--- Your instructions ---
Your task is to extract every line from the material below exactly.
----- Dataset extract -----
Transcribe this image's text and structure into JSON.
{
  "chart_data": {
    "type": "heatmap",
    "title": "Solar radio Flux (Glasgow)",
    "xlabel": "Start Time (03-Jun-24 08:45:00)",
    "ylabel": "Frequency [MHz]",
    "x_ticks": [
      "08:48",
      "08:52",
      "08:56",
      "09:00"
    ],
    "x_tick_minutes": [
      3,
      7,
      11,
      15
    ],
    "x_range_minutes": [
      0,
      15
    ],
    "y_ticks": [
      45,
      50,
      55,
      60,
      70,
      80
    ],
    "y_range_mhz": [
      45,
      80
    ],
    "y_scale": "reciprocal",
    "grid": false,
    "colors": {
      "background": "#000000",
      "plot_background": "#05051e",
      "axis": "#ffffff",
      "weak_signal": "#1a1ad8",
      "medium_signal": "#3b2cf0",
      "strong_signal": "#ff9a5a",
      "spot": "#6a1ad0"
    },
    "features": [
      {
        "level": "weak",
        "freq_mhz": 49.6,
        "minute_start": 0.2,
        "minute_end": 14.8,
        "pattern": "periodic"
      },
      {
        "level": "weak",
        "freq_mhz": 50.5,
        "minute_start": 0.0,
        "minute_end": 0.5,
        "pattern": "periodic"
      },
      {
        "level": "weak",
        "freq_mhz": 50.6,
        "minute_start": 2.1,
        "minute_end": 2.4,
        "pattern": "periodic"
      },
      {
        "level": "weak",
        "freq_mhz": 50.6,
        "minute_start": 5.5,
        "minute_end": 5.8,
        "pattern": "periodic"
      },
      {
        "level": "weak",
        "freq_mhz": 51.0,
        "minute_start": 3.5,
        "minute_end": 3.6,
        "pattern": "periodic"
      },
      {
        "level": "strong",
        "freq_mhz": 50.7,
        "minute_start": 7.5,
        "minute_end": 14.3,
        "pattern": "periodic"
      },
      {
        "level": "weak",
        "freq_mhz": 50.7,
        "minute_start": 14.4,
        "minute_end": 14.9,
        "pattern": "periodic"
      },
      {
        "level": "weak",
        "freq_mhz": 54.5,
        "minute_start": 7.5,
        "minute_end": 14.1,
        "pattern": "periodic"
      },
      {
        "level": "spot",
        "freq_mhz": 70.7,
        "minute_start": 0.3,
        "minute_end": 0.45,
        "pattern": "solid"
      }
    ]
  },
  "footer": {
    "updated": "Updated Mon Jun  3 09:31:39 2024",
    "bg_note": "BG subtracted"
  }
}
-----
--- Exercise solution ---
Transcribe this image's text and structure into JSON.
{
  "chart_data": {
    "type": "heatmap",
    "title": "Solar radio Flux (Glasgow)",
    "xlabel": "Start Time (03-Jun-24 08:45:00)",
    "ylabel": "Frequency [MHz]",
    "x_ticks": [
      "08:48",
      "08:52",
      "08:56",
      "09:00"
    ],
    "x_tick_minutes": [
      3,
      7,
      11,
      15
    ],
    "x_range_minutes": [
      0,
      15
    ],
    "y_ticks": [
      45,
      50,
      55,
      60,
      70,
      80
    ],
    "y_range_mhz": [
      45,
      80
    ],
    "y_scale": "reciprocal",
    "grid": false,
    "colors": {
      "background": "#000000",
      "plot_background": "#05051e",
      "axis": "#ffffff",
      "weak_signal": "#1a1ad8",
      "medium_signal": "#3b2cf0",
      "strong_signal": "#ff9a5a",
      "spot": "#6a1ad0"
    },
    "features": [
      {
        "level": "weak",
        "freq_mhz": 49.6,
        "minute_start": 0.2,
        "minute_end": 14.8,
        "pattern": "periodic"
      },
      {
        "level": "weak",
        "freq_mhz": 50.5,
        "minute_start": 0.0,
        "minute_end": 0.5,
        "pattern": "periodic"
      },
      {
        "level": "weak",
        "freq_mhz": 50.6,
        "minute_start": 2.1,
        "minute_end": 2.4,
        "pattern": "periodic"
      },
      {
        "level": "weak",
        "freq_mhz": 50.6,
        "minute_start": 5.5,
        "minute_end": 5.8,
        "pattern": "periodic"
      },
      {
        "level": "weak",
        "freq_mhz": 51.0,
        "minute_start": 3.5,
        "minute_end": 3.6,
        "pattern": "periodic"
      },
      {
        "level": "strong",
        "freq_mhz": 50.7,
        "minute_start": 7.5,
        "minute_end": 14.3,
        "pattern": "periodic"
      },
      {
        "level": "weak",
        "freq_mhz": 50.7,
        "minute_start": 14.4,
        "minute_end": 14.9,
        "pattern": "periodic"
      },
      {
        "level": "weak",
        "freq_mhz": 54.5,
        "minute_start": 7.5,
        "minute_end": 14.1,
        "pattern": "periodic"
      },
      {
        "level": "spot",
        "freq_mhz": 70.7,
        "minute_start": 0.3,
        "minute_end": 0.45,
        "pattern": "solid"
      }
    ]
  },
  "footer": {
    "updated": "Updated Mon Jun  3 09:31:39 2024",
    "bg_note": "BG subtracted"
  }
}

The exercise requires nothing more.